-- MATERIAL FOR THIS EXERCISE start --
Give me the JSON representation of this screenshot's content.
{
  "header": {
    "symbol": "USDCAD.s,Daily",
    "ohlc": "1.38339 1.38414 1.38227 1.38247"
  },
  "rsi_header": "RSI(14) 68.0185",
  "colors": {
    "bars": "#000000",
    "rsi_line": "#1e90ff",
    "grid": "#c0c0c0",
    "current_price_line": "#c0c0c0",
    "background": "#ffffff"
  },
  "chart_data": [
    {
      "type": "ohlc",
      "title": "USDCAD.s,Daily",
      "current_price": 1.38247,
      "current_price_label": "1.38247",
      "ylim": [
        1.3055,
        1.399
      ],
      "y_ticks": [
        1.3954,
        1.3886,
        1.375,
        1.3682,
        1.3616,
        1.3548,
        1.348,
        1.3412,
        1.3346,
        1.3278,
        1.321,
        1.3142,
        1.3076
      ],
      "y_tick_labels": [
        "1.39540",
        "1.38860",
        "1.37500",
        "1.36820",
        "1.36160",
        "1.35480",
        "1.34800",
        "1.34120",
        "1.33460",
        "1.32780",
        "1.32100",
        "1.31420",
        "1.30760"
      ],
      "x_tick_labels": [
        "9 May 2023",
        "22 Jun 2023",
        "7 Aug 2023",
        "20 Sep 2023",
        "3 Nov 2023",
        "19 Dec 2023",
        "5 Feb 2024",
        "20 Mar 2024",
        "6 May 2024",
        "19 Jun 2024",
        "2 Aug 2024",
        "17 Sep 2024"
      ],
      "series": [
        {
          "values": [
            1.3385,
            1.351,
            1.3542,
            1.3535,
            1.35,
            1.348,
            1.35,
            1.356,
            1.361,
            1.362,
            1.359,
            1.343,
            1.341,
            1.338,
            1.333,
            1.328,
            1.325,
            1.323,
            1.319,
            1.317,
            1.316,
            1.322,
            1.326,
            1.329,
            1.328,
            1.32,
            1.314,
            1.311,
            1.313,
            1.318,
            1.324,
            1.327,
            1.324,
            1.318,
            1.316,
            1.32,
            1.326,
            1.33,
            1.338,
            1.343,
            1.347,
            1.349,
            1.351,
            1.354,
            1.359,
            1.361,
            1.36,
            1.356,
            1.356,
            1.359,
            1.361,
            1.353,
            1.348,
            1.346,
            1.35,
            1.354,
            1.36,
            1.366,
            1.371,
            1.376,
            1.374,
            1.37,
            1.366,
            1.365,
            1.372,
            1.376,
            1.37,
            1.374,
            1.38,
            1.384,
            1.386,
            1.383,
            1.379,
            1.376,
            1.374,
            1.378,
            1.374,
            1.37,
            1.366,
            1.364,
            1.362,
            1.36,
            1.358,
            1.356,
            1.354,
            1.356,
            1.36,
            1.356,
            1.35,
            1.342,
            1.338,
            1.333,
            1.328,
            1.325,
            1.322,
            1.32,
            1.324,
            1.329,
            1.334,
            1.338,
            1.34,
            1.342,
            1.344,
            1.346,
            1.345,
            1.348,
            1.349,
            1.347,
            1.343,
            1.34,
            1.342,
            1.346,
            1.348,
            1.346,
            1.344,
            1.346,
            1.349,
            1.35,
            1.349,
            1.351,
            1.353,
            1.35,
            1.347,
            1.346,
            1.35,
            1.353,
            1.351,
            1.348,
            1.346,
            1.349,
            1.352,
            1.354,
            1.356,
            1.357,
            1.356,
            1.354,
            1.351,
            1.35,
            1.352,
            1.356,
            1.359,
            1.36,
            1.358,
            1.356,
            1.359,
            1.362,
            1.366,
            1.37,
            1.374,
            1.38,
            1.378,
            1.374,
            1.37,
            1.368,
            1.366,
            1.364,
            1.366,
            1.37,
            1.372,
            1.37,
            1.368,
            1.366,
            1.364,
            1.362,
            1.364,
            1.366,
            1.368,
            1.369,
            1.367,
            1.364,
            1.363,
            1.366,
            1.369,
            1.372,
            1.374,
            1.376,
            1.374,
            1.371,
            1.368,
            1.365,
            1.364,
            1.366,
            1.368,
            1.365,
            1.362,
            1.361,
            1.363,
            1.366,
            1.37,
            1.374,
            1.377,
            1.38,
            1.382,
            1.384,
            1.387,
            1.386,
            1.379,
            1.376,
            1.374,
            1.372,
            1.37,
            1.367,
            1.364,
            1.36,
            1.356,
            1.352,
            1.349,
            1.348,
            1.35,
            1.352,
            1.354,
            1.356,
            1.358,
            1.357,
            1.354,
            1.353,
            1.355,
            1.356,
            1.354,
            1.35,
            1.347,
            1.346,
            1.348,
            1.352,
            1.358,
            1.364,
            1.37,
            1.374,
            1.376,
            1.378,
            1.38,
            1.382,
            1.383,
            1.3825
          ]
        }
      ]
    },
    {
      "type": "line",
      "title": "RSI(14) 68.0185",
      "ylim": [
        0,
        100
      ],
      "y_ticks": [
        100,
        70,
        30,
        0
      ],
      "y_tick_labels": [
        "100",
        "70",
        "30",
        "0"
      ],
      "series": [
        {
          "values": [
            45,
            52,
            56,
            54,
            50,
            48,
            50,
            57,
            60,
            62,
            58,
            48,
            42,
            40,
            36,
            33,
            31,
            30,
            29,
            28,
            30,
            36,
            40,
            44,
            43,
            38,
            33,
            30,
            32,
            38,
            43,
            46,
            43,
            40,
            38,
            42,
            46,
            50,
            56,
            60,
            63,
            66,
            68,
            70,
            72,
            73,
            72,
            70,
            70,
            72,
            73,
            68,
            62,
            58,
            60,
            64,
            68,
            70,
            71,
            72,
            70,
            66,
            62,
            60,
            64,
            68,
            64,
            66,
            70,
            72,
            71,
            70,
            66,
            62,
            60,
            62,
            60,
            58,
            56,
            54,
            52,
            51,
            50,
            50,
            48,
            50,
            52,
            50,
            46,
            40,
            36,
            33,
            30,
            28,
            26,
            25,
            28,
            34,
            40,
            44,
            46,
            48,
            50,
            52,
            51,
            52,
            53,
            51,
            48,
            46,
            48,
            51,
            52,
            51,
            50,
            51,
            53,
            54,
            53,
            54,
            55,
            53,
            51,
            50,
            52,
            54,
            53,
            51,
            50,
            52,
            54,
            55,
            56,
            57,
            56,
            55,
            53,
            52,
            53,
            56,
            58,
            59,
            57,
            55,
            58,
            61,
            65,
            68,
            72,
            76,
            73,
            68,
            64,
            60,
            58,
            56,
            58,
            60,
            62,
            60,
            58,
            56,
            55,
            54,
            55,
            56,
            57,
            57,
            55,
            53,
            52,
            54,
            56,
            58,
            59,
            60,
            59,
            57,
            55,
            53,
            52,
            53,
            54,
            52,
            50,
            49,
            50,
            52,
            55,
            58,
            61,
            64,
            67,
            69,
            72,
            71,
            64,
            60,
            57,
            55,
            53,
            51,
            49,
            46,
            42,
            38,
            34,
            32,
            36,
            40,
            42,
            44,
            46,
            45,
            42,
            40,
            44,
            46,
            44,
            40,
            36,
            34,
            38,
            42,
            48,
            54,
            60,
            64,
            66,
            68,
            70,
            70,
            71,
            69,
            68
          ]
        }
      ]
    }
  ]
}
-- MATERIAL FOR THIS EXERCISE end --
▸ PROBLEM DETAILS: Give the complete listing a second time, exactly as it reads.

▸ ANSWER TO THE PROBLEM:
Give me the JSON representation of this screenshot's content.
{
  "header": {
    "symbol": "USDCAD.s,Daily",
    "ohlc": "1.38339 1.38414 1.38227 1.38247"
  },
  "rsi_header": "RSI(14) 68.0185",
  "colors": {
    "bars": "#000000",
    "rsi_line": "#1e90ff",
    "grid": "#c0c0c0",
    "current_price_line": "#c0c0c0",
    "background": "#ffffff"
  },
  "chart_data": [
    {
      "type": "ohlc",
      "title": "USDCAD.s,Daily",
      "current_price": 1.38247,
      "current_price_label": "1.38247",
      "ylim": [
        1.3055,
        1.399
      ],
      "y_ticks": [
        1.3954,
        1.3886,
        1.375,
        1.3682,
        1.3616,
        1.3548,
        1.348,
        1.3412,
        1.3346,
        1.3278,
        1.321,
        1.3142,
        1.3076
      ],
      "y_tick_labels": [
        "1.39540",
        "1.38860",
        "1.37500",
        "1.36820",
        "1.36160",
        "1.35480",
        "1.34800",
        "1.34120",
        "1.33460",
        "1.32780",
        "1.32100",
        "1.31420",
        "1.30760"
      ],
      "x_tick_labels": [
        "9 May 2023",
        "22 Jun 2023",
        "7 Aug 2023",
        "20 Sep 2023",
        "3 Nov 2023",
        "19 Dec 2023",
        "5 Feb 2024",
        "20 Mar 2024",
        "6 May 2024",
        "19 Jun 2024",
        "2 Aug 2024",
        "17 Sep 2024"
      ],
      "series": [
        {
          "values": [
            1.3385,
            1.351,
            1.3542,
            1.3535,
            1.35,
            1.348,
            1.35,
            1.356,
            1.361,
            1.362,
            1.359,
            1.343,
            1.341,
            1.338,
            1.333,
            1.328,
            1.325,
            1.323,
            1.319,
            1.317,
            1.316,
            1.322,
            1.326,
            1.329,
            1.328,
            1.32,
            1.314,
            1.311,
            1.313,
            1.318,
            1.324,
            1.327,
            1.324,
            1.318,
            1.316,
            1.32,
            1.326,
            1.33,
            1.338,
            1.343,
            1.347,
            1.349,
            1.351,
            1.354,
            1.359,
            1.361,
            1.36,
            1.356,
            1.356,
            1.359,
            1.361,
            1.353,
            1.348,
            1.346,
            1.35,
            1.354,
            1.36,
            1.366,
            1.371,
            1.376,
            1.374,
            1.37,
            1.366,
            1.365,
            1.372,
            1.376,
            1.37,
            1.374,
            1.38,
            1.384,
            1.386,
            1.383,
            1.379,
            1.376,
            1.374,
            1.378,
            1.374,
            1.37,
            1.366,
            1.364,
            1.362,
            1.36,
            1.358,
            1.356,
            1.354,
            1.356,
            1.36,
            1.356,
            1.35,
            1.342,
            1.338,
            1.333,
            1.328,
            1.325,
            1.322,
            1.32,
            1.324,
            1.329,
            1.334,
            1.338,
            1.34,
            1.342,
            1.344,
            1.346,
            1.345,
            1.348,
            1.349,
            1.347,
            1.343,
            1.34,
            1.342,
            1.346,
            1.348,
            1.346,
            1.344,
            1.346,
            1.349,
            1.35,
            1.349,
            1.351,
            1.353,
            1.35,
            1.347,
            1.346,
            1.35,
            1.353,
            1.351,
            1.348,
            1.346,
            1.349,
            1.352,
            1.354,
            1.356,
            1.357,
            1.356,
            1.354,
            1.351,
            1.35,
            1.352,
            1.356,
            1.359,
            1.36,
            1.358,
            1.356,
            1.359,
            1.362,
            1.366,
            1.37,
            1.374,
            1.38,
            1.378,
            1.374,
            1.37,
            1.368,
            1.366,
            1.364,
            1.366,
            1.37,
            1.372,
            1.37,
            1.368,
            1.366,
            1.364,
            1.362,
            1.364,
            1.366,
            1.368,
            1.369,
            1.367,
            1.364,
            1.363,
            1.366,
            1.369,
            1.372,
            1.374,
            1.376,
            1.374,
            1.371,
            1.368,
            1.365,
            1.364,
            1.366,
            1.368,
            1.365,
            1.362,
            1.361,
            1.363,
            1.366,
            1.37,
            1.374,
            1.377,
            1.38,
            1.382,
            1.384,
            1.387,
            1.386,
            1.379,
            1.376,
            1.374,
            1.372,
            1.37,
            1.367,
            1.364,
            1.36,
            1.356,
            1.352,
            1.349,
            1.348,
            1.35,
            1.352,
            1.354,
            1.356,
            1.358,
            1.357,
            1.354,
            1.353,
            1.355,
            1.356,
            1.354,
            1.35,
            1.347,
            1.346,
            1.348,
            1.352,
            1.358,
            1.364,
            1.37,
            1.374,
            1.376,
            1.378,
            1.38,
            1.382,
            1.383,
            1.3825
          ]
        }
      ]
    },
    {
      "type": "line",
      "title": "RSI(14) 68.0185",
      "ylim": [
        0,
        100
      ],
      "y_ticks": [
        100,
        70,
        30,
        0
      ],
      "y_tick_labels": [
        "100",
        "70",
        "30",
        "0"
      ],
      "series": [
        {
          "values": [
            45,
            52,
            56,
            54,
            50,
            48,
            50,
            57,
            60,
            62,
            58,
            48,
            42,
            40,
            36,
            33,
            31,
            30,
            29,
            28,
            30,
            36,
            40,
            44,
            43,
            38,
            33,
            30,
            32,
            38,
            43,
            46,
            43,
            40,
            38,
            42,
            46,
            50,
            56,
            60,
            63,
            66,
            68,
            70,
            72,
            73,
            72,
            70,
            70,
            72,
            73,
            68,
            62,
            58,
            60,
            64,
            68,
            70,
            71,
            72,
            70,
            66,
            62,
            60,
            64,
            68,
            64,
            66,
            70,
            72,
            71,
            70,
            66,
            62,
            60,
            62,
            60,
            58,
            56,
            54,
            52,
            51,
            50,
            50,
            48,
            50,
            52,
            50,
            46,
            40,
            36,
            33,
            30,
            28,
            26,
            25,
            28,
            34,
            40,
            44,
            46,
            48,
            50,
            52,
            51,
            52,
            53,
            51,
            48,
            46,
            48,
            51,
            52,
            51,
            50,
            51,
            53,
            54,
            53,
            54,
            55,
            53,
            51,
            50,
            52,
            54,
            53,
            51,
            50,
            52,
            54,
            55,
            56,
            57,
            56,
            55,
            53,
            52,
            53,
            56,
            58,
            59,
            57,
            55,
            58,
            61,
            65,
            68,
            72,
            76,
            73,
            68,
            64,
            60,
            58,
            56,
            58,
            60,
            62,
            60,
            58,
            56,
            55,
            54,
            55,
            56,
            57,
            57,
            55,
            53,
            52,
            54,
            56,
            58,
            59,
            60,
            59,
            57,
            55,
            53,
            52,
            53,
            54,
            52,
            50,
            49,
            50,
            52,
            55,
            58,
            61,
            64,
            67,
            69,
            72,
            71,
            64,
            60,
            57,
            55,
            53,
            51,
            49,
            46,
            42,
            38,
            34,
            32,
            36,
            40,
            42,
            44,
            46,
            45,
            42,
            40,
            44,
            46,
            44,
            40,
            36,
            34,
            38,
            42,
            48,
            54,
            60,
            64,
            66,
            68,
            70,
            70,
            71,
            69,
            68
          ]
        }
      ]
    }
  ]
}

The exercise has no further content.